Saved entries

☆ ☆ ☆ ☆ ☆

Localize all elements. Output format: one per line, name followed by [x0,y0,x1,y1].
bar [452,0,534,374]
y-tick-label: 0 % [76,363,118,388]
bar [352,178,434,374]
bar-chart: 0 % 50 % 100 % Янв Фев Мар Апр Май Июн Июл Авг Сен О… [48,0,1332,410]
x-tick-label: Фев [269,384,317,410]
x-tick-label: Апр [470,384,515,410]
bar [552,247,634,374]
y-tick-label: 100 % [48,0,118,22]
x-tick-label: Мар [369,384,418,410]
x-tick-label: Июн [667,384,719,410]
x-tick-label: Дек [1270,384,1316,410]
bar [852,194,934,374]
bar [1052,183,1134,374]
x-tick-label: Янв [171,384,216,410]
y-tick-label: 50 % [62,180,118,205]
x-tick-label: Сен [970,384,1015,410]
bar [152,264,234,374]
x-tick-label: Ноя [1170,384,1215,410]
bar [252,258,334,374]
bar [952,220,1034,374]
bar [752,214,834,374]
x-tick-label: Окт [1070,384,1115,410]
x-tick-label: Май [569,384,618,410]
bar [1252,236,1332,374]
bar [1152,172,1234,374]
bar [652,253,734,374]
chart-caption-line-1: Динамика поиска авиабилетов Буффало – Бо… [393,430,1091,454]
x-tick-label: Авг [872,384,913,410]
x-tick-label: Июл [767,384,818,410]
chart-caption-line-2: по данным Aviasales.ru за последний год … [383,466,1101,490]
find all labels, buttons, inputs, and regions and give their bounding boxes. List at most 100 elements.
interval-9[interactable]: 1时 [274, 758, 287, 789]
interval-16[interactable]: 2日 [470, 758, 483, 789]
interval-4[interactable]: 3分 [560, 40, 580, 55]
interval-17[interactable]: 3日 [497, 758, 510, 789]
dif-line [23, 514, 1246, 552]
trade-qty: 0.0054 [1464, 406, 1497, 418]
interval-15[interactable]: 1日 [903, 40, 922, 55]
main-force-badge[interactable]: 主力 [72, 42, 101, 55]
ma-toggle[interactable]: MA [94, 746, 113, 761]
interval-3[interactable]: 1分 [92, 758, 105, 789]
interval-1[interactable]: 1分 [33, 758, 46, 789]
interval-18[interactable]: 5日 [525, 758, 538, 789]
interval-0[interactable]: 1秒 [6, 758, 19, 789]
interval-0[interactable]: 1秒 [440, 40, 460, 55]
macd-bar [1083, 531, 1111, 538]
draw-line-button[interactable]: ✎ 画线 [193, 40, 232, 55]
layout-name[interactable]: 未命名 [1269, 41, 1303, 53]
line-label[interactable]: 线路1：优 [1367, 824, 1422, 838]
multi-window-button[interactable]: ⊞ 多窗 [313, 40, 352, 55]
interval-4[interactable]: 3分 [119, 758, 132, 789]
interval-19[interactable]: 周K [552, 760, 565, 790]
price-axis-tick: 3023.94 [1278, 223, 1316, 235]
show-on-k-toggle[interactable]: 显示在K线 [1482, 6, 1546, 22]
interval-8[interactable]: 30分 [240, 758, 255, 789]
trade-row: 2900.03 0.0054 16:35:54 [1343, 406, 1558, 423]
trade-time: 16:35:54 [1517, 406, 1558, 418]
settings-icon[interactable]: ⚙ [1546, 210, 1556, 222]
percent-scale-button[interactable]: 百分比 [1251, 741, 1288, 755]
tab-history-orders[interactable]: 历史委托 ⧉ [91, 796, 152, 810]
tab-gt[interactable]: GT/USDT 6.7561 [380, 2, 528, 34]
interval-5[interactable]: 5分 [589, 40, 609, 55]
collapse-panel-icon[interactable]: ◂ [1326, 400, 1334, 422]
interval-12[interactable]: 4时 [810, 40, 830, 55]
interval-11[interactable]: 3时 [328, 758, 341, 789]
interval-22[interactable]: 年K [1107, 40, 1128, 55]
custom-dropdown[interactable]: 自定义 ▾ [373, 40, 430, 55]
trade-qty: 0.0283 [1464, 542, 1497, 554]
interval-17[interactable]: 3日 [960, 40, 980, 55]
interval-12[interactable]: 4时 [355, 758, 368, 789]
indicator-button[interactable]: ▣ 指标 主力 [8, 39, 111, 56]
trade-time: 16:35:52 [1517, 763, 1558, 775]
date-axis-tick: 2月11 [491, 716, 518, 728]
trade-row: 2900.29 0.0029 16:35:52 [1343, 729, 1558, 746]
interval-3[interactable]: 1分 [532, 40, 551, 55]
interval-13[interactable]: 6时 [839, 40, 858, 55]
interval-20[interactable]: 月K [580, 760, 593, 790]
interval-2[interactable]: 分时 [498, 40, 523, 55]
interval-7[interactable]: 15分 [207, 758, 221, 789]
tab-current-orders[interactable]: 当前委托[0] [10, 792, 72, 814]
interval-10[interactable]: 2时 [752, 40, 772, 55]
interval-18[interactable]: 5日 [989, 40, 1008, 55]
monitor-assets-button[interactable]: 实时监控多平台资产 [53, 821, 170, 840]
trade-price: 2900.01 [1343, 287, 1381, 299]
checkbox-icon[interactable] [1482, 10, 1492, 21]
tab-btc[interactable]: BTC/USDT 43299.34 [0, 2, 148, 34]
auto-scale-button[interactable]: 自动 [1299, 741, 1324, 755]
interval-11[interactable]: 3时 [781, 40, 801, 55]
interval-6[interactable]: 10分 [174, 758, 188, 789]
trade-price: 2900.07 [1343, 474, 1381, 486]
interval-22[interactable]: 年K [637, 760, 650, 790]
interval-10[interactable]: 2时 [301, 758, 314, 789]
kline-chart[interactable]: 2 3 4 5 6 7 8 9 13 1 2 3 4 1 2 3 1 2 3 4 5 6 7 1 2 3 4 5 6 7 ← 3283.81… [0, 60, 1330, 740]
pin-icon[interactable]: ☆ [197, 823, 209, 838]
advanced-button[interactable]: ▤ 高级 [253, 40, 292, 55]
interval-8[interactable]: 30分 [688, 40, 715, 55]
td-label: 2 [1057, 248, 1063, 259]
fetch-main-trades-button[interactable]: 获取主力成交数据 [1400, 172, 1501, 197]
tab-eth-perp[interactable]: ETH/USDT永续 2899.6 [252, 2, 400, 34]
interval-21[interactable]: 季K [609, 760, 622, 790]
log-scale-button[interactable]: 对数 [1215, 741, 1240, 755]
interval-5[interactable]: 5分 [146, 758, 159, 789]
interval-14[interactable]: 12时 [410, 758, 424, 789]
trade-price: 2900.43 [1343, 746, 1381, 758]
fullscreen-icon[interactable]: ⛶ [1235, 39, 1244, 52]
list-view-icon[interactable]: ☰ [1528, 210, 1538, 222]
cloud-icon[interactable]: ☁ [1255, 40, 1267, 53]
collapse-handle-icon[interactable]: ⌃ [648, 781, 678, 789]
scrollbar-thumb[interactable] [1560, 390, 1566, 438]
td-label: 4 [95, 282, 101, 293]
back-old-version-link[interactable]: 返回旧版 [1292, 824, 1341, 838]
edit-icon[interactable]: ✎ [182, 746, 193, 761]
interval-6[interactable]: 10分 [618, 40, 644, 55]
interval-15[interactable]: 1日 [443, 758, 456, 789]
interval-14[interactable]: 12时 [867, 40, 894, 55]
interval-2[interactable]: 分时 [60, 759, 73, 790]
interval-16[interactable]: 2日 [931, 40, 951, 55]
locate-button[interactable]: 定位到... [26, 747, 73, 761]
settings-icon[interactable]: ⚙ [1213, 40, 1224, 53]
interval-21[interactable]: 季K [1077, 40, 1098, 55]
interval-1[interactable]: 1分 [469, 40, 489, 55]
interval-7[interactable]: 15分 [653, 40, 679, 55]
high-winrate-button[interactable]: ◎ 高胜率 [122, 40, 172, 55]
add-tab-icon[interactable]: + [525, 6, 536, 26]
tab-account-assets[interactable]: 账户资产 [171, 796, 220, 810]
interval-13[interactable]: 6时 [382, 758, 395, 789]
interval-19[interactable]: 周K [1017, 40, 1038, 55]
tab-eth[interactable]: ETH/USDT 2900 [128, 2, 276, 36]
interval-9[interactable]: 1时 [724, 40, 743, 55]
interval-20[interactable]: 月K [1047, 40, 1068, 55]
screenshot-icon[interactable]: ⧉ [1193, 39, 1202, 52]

☆ ☆ ☆ ☆ ☆

Exercise brief>
Copy the records line for line, from the very start through the line containing "interval-19[interactable]: 周K [552, 760, 565, 790]".

Solution to the problem>
Localize all elements. Output format: one per line, name followed by [x0,y0,x1,y1].
bar [452,0,534,374]
y-tick-label: 0 % [76,363,118,388]
bar [352,178,434,374]
bar-chart: 0 % 50 % 100 % Янв Фев Мар Апр Май Июн Июл Авг Сен О… [48,0,1332,410]
x-tick-label: Фев [269,384,317,410]
x-tick-label: Апр [470,384,515,410]
bar [552,247,634,374]
y-tick-label: 100 % [48,0,118,22]
x-tick-label: Мар [369,384,418,410]
x-tick-label: Июн [667,384,719,410]
x-tick-label: Дек [1270,384,1316,410]
bar [852,194,934,374]
bar [1052,183,1134,374]
x-tick-label: Янв [171,384,216,410]
y-tick-label: 50 % [62,180,118,205]
x-tick-label: Сен [970,384,1015,410]
bar [152,264,234,374]
x-tick-label: Ноя [1170,384,1215,410]
bar [252,258,334,374]
bar [952,220,1034,374]
bar [752,214,834,374]
x-tick-label: Окт [1070,384,1115,410]
x-tick-label: Май [569,384,618,410]
bar [1252,236,1332,374]
bar [1152,172,1234,374]
bar [652,253,734,374]
chart-caption-line-1: Динамика поиска авиабилетов Буффало – Бо… [393,430,1091,454]
x-tick-label: Авг [872,384,913,410]
x-tick-label: Июл [767,384,818,410]
chart-caption-line-2: по данным Aviasales.ru за последний год … [383,466,1101,490]
find all labels, buttons, inputs, and regions and give their bounding boxes. List at most 100 elements.
interval-9[interactable]: 1时 [274, 758, 287, 789]
interval-16[interactable]: 2日 [470, 758, 483, 789]
interval-4[interactable]: 3分 [560, 40, 580, 55]
interval-17[interactable]: 3日 [497, 758, 510, 789]
dif-line [23, 514, 1246, 552]
trade-qty: 0.0054 [1464, 406, 1497, 418]
interval-15[interactable]: 1日 [903, 40, 922, 55]
main-force-badge[interactable]: 主力 [72, 42, 101, 55]
ma-toggle[interactable]: MA [94, 746, 113, 761]
interval-3[interactable]: 1分 [92, 758, 105, 789]
interval-1[interactable]: 1分 [33, 758, 46, 789]
interval-18[interactable]: 5日 [525, 758, 538, 789]
interval-0[interactable]: 1秒 [6, 758, 19, 789]
interval-0[interactable]: 1秒 [440, 40, 460, 55]
macd-bar [1083, 531, 1111, 538]
draw-line-button[interactable]: ✎ 画线 [193, 40, 232, 55]
layout-name[interactable]: 未命名 [1269, 41, 1303, 53]
line-label[interactable]: 线路1：优 [1367, 824, 1422, 838]
multi-window-button[interactable]: ⊞ 多窗 [313, 40, 352, 55]
interval-4[interactable]: 3分 [119, 758, 132, 789]
interval-19[interactable]: 周K [552, 760, 565, 790]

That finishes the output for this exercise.